- _SET TASK_: From the entries provided below, copy each line that contains the word "карамелизовался".

- _RECORDS PROVIDED_:

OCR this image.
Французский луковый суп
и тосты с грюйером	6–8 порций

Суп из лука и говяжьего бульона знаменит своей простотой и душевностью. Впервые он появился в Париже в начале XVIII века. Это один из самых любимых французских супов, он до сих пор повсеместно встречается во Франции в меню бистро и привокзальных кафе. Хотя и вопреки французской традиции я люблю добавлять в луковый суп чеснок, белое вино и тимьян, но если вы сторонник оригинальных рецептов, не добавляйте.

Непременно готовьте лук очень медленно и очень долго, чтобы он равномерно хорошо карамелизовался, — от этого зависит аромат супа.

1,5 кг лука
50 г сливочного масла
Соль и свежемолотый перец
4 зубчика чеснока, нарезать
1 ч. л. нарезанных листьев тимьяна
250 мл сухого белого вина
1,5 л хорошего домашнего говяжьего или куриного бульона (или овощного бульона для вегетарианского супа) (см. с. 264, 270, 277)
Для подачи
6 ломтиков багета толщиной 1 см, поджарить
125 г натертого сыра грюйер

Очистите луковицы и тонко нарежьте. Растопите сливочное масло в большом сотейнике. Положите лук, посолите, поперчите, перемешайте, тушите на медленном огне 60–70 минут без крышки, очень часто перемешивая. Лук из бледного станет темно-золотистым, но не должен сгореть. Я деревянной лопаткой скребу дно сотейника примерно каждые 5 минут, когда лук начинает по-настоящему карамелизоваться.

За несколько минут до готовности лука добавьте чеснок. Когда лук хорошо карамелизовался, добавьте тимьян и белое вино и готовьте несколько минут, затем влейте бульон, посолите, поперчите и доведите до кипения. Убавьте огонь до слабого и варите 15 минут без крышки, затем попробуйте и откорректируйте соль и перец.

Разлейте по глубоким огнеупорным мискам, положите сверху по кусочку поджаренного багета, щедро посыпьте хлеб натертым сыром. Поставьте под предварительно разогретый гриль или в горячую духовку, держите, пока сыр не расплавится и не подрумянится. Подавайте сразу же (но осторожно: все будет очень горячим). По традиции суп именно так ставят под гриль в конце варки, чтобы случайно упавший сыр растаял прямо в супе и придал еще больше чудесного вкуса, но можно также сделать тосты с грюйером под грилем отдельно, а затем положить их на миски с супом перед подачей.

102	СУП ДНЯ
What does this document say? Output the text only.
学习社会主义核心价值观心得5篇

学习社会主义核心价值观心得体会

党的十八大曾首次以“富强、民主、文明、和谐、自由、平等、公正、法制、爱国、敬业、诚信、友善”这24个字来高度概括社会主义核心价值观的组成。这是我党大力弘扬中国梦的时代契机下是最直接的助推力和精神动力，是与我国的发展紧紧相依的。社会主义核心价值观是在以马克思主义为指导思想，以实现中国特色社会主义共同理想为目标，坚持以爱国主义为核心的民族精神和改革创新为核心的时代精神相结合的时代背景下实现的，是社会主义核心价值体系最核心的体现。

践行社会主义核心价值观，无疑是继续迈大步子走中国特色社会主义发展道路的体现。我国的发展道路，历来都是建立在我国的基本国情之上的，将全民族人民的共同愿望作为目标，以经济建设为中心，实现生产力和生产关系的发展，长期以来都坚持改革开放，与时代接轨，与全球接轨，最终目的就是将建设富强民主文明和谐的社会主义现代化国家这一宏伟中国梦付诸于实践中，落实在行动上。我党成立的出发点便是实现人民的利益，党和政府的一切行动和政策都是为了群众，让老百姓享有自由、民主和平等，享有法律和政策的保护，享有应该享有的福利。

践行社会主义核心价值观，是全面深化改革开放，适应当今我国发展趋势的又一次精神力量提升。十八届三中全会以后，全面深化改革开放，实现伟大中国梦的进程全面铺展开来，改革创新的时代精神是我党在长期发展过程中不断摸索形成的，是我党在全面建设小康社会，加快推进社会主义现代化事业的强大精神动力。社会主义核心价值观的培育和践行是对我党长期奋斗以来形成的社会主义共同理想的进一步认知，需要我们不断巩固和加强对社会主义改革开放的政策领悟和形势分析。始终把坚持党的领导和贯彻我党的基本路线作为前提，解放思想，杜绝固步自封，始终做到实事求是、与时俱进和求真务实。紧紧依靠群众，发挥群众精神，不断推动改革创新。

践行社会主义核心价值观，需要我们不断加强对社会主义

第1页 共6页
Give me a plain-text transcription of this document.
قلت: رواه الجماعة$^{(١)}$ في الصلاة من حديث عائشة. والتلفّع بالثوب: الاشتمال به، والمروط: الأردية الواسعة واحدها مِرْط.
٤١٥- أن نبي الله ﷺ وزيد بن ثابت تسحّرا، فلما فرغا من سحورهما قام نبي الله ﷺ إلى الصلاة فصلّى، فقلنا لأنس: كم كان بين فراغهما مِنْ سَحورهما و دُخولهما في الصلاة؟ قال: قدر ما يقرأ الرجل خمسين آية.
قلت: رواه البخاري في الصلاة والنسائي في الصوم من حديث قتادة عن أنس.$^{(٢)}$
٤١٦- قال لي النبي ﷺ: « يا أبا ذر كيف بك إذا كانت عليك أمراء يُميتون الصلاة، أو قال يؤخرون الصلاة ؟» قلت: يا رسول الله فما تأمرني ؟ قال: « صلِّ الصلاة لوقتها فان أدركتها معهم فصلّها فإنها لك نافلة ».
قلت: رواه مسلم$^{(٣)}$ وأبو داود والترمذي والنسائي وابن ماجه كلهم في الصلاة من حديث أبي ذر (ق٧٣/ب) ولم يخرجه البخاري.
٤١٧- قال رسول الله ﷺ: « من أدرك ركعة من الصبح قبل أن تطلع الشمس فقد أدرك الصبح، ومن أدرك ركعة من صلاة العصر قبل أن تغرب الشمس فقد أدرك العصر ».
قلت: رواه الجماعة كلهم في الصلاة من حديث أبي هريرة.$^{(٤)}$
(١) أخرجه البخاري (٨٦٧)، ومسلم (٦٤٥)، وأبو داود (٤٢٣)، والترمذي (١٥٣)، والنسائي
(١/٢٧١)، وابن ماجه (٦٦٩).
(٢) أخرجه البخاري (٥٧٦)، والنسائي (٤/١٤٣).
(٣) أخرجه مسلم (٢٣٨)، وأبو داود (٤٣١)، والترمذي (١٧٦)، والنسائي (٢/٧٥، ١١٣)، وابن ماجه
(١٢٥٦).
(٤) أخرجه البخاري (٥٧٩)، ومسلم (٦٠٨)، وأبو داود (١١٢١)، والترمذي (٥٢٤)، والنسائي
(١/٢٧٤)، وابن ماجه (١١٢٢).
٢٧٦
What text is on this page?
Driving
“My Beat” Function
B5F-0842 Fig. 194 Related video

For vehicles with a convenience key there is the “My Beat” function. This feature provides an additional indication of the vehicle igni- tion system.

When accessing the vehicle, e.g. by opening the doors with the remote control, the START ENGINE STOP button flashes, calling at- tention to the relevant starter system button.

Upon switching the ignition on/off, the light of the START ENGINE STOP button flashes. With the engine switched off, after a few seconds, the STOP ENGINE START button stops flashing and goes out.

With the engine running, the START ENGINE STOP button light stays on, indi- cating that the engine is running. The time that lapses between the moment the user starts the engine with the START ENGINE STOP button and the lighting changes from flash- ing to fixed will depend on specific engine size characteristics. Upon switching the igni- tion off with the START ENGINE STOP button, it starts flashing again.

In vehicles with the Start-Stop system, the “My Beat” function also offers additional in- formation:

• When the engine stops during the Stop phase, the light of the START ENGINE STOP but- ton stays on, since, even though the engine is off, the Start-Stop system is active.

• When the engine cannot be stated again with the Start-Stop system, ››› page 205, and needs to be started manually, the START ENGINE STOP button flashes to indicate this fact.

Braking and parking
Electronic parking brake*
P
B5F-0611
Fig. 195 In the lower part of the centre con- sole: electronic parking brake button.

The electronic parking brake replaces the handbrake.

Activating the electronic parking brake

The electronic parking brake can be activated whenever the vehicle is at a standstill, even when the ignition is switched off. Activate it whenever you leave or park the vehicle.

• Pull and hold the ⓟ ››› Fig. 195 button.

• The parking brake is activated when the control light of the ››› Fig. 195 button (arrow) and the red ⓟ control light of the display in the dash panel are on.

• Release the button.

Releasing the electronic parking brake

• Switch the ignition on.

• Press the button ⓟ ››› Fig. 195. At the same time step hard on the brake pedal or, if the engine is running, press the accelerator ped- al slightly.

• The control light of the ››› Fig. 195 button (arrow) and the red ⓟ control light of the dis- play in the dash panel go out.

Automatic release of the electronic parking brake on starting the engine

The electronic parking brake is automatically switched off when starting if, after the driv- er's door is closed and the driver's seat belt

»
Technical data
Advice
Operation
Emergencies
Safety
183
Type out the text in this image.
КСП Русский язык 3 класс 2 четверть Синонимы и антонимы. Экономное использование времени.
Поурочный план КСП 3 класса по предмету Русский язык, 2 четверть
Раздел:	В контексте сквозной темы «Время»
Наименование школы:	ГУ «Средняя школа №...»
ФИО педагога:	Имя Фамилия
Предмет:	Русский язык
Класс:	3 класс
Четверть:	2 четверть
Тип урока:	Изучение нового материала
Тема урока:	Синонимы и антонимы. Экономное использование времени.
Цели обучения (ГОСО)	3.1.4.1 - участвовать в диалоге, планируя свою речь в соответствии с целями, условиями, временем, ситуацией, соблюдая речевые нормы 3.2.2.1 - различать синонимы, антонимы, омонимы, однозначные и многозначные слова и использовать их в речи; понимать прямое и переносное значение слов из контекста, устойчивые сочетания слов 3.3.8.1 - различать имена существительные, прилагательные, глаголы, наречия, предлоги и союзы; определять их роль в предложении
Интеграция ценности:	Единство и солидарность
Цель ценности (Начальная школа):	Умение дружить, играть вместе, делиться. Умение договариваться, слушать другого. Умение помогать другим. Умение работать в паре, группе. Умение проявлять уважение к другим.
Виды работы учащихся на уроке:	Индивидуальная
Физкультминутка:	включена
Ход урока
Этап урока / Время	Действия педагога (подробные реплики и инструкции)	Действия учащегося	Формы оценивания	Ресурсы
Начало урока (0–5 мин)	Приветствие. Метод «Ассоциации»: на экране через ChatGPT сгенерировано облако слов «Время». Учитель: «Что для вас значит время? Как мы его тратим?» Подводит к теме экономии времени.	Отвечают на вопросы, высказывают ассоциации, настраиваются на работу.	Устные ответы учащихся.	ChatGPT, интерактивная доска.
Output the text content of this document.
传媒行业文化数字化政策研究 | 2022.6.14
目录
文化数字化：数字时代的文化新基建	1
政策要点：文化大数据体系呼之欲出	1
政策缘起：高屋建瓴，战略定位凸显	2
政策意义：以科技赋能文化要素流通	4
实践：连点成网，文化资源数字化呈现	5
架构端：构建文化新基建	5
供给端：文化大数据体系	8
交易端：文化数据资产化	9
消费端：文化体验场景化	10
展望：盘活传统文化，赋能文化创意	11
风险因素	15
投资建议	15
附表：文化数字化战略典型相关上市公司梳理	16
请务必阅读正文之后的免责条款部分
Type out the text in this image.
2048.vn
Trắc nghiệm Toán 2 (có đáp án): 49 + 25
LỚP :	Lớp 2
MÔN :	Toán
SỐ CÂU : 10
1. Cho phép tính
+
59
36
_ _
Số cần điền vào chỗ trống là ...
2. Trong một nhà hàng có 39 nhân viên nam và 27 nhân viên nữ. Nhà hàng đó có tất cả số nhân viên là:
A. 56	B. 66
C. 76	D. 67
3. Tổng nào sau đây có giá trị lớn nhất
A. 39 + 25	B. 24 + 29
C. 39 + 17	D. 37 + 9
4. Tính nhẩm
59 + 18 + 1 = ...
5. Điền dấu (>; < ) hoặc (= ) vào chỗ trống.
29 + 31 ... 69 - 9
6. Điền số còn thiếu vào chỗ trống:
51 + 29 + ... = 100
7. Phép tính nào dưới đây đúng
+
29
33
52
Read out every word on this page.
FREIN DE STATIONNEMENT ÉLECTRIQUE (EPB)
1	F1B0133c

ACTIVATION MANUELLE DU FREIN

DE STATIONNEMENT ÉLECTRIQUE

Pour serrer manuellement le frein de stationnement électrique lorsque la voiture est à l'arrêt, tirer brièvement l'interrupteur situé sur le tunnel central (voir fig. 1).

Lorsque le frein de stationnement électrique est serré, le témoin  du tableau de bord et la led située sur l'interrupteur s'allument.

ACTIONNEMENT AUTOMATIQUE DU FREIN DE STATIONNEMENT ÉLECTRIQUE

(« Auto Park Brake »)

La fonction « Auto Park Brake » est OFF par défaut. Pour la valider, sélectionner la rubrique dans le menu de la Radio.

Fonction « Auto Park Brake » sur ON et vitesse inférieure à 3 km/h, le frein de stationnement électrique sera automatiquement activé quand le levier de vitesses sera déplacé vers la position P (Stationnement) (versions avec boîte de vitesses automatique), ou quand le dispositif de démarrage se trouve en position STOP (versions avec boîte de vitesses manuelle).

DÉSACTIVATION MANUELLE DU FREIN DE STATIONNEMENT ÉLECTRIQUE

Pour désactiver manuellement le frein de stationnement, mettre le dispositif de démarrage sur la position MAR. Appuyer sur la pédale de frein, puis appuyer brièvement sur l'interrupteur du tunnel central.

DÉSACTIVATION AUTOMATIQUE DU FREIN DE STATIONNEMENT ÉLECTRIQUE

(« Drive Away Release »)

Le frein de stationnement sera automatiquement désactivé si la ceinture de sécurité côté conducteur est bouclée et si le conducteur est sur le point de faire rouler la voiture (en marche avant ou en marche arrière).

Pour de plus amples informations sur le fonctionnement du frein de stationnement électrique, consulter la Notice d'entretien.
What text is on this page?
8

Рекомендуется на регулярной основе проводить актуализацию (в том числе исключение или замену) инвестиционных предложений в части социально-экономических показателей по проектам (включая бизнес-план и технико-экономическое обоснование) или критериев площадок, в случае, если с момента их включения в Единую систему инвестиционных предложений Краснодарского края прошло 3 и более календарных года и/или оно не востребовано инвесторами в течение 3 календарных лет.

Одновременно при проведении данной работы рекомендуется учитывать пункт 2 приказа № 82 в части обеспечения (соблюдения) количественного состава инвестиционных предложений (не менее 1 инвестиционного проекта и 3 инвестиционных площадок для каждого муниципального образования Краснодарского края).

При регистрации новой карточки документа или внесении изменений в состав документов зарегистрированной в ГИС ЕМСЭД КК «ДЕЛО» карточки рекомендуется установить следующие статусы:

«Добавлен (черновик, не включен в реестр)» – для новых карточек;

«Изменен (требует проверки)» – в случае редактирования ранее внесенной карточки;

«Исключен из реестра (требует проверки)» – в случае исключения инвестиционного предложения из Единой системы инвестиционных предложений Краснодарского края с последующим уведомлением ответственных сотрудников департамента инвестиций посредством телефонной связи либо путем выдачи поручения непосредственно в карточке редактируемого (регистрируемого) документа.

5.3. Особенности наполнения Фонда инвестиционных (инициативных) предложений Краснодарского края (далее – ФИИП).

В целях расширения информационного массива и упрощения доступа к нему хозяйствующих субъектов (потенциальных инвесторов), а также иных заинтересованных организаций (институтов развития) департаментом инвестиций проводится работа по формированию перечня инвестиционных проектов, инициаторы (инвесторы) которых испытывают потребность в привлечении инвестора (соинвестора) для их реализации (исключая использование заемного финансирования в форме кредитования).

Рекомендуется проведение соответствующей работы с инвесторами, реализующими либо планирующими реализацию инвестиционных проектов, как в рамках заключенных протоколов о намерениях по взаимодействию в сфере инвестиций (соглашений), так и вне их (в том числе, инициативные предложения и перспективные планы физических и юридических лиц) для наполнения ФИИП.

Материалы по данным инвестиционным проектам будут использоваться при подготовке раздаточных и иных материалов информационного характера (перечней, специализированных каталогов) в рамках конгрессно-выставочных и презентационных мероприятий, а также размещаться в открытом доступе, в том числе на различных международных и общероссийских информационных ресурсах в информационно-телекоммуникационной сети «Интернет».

- _RESULT_:
Непременно готовьте лук очень медленно и очень долго, чтобы он равномерно хорошо карамелизовался, — от этого зависит аромат супа.
За несколько минут до готовности лука добавьте чеснок. Когда лук хорошо карамелизовался, добавьте тимьян и белое вино и готовьте несколько минут, затем влейте бульон, посолите, поперчите и доведите до кипения. Убавьте огонь до слабого и варите 15 минут без крышки, затем попробуйте и откорректируйте соль и перец.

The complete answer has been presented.